(GOAL):
From the entries below, pull out each line where "その方にとって私は" appears.

Saved data entries
....

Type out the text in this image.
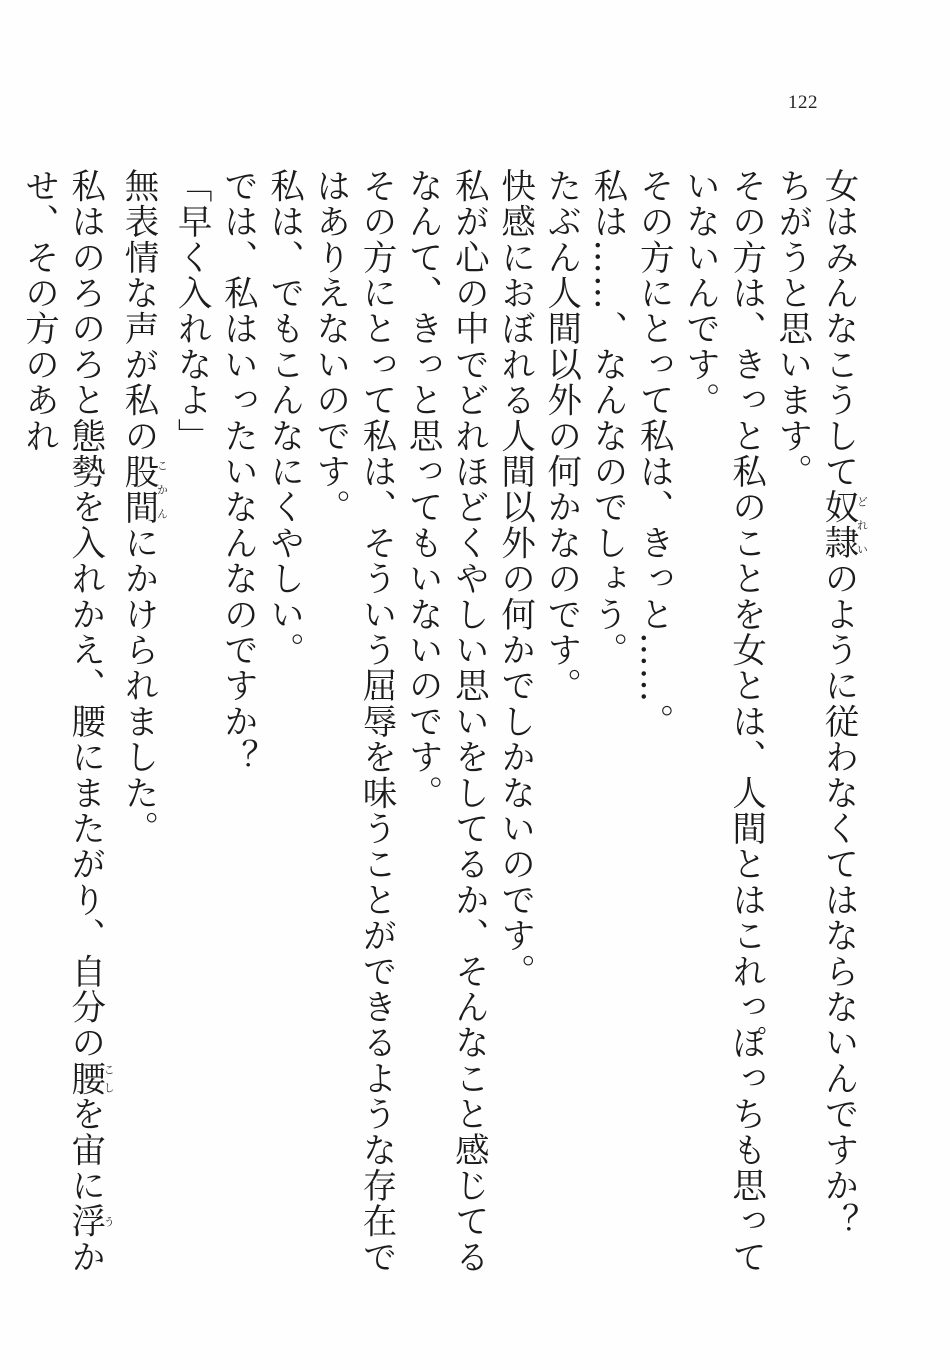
122

女はみんなこうして奴隷どれいのように従わなくてはならないんですか？

ちがうと思います。

その方は、きっと私のことを女とは、人間とはこれっぽっちも思っていないんです。

その方にとって私は、きっと……。

私は……、なんなのでしょう。

たぶん人間以外の何かなのです。

快感におぼれる人間以外の何かでしかないのです。

私が心の中でどれほどくやしい思いをしてるか、そんなこと感じてるなんて、きっと思ってもいないのです。

その方にとって私は、そういう屈辱を味うことができるような存在ではありえないのです。

私は、でもこんなにくやしい。

では、私はいったいなんなのですか？

「早く入れなよ」

無表情な声が私の股間こかんにかけられました。

私はのろのろと態勢を入れかえ、腰にまたがり、自分の腰こしを宙に浮うかせ、その方のあれ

....

(THE ANSWER):
その方にとって私は、きっと……。
その方にとって私は、そういう屈辱を味うことができるような存在ではありえないのです。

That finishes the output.